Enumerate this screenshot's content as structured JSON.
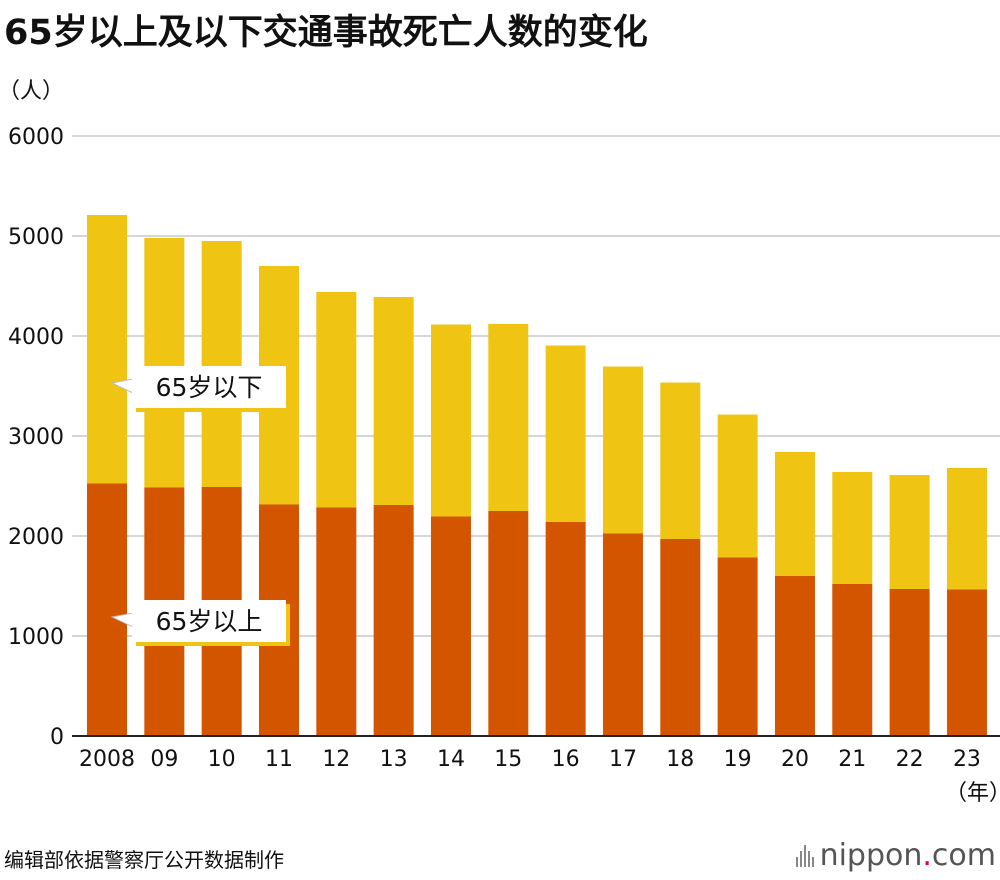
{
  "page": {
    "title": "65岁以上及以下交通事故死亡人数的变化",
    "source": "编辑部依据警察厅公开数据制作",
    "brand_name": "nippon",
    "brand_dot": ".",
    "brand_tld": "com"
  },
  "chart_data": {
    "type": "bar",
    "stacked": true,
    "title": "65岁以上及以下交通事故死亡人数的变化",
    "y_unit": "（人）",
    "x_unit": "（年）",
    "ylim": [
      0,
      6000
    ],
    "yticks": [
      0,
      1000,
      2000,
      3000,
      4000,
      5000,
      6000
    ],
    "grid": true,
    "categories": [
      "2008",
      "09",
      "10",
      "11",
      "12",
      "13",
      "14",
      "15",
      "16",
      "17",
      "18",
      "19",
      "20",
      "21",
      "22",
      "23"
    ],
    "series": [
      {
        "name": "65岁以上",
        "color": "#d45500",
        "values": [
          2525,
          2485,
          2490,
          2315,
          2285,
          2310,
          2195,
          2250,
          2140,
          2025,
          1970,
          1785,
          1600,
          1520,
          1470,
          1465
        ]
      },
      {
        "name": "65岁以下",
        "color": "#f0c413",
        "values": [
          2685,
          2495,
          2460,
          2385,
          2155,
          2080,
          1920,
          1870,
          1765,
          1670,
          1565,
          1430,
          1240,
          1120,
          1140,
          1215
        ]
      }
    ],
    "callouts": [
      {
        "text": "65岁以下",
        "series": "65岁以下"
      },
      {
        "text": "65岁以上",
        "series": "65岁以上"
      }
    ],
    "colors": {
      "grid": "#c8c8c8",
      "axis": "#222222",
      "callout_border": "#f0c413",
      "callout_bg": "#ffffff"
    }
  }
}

+++

Transcribe the records above exactly as they appear, leaving out any pictures.

▸ Task output
Enumerate this screenshot's content as structured JSON.
{
  "page": {
    "title": "65岁以上及以下交通事故死亡人数的变化",
    "source": "编辑部依据警察厅公开数据制作",
    "brand_name": "nippon",
    "brand_dot": ".",
    "brand_tld": "com"
  },
  "chart_data": {
    "type": "bar",
    "stacked": true,
    "title": "65岁以上及以下交通事故死亡人数的变化",
    "y_unit": "（人）",
    "x_unit": "（年）",
    "ylim": [
      0,
      6000
    ],
    "yticks": [
      0,
      1000,
      2000,
      3000,
      4000,
      5000,
      6000
    ],
    "grid": true,
    "categories": [
      "2008",
      "09",
      "10",
      "11",
      "12",
      "13",
      "14",
      "15",
      "16",
      "17",
      "18",
      "19",
      "20",
      "21",
      "22",
      "23"
    ],
    "series": [
      {
        "name": "65岁以上",
        "color": "#d45500",
        "values": [
          2525,
          2485,
          2490,
          2315,
          2285,
          2310,
          2195,
          2250,
          2140,
          2025,
          1970,
          1785,
          1600,
          1520,
          1470,
          1465
        ]
      },
      {
        "name": "65岁以下",
        "color": "#f0c413",
        "values": [
          2685,
          2495,
          2460,
          2385,
          2155,
          2080,
          1920,
          1870,
          1765,
          1670,
          1565,
          1430,
          1240,
          1120,
          1140,
          1215
        ]
      }
    ],
    "callouts": [
      {
        "text": "65岁以下",
        "series": "65岁以下"
      },
      {
        "text": "65岁以上",
        "series": "65岁以上"
      }
    ],
    "colors": {
      "grid": "#c8c8c8",
      "axis": "#222222",
      "callout_border": "#f0c413",
      "callout_bg": "#ffffff"
    }
  }
}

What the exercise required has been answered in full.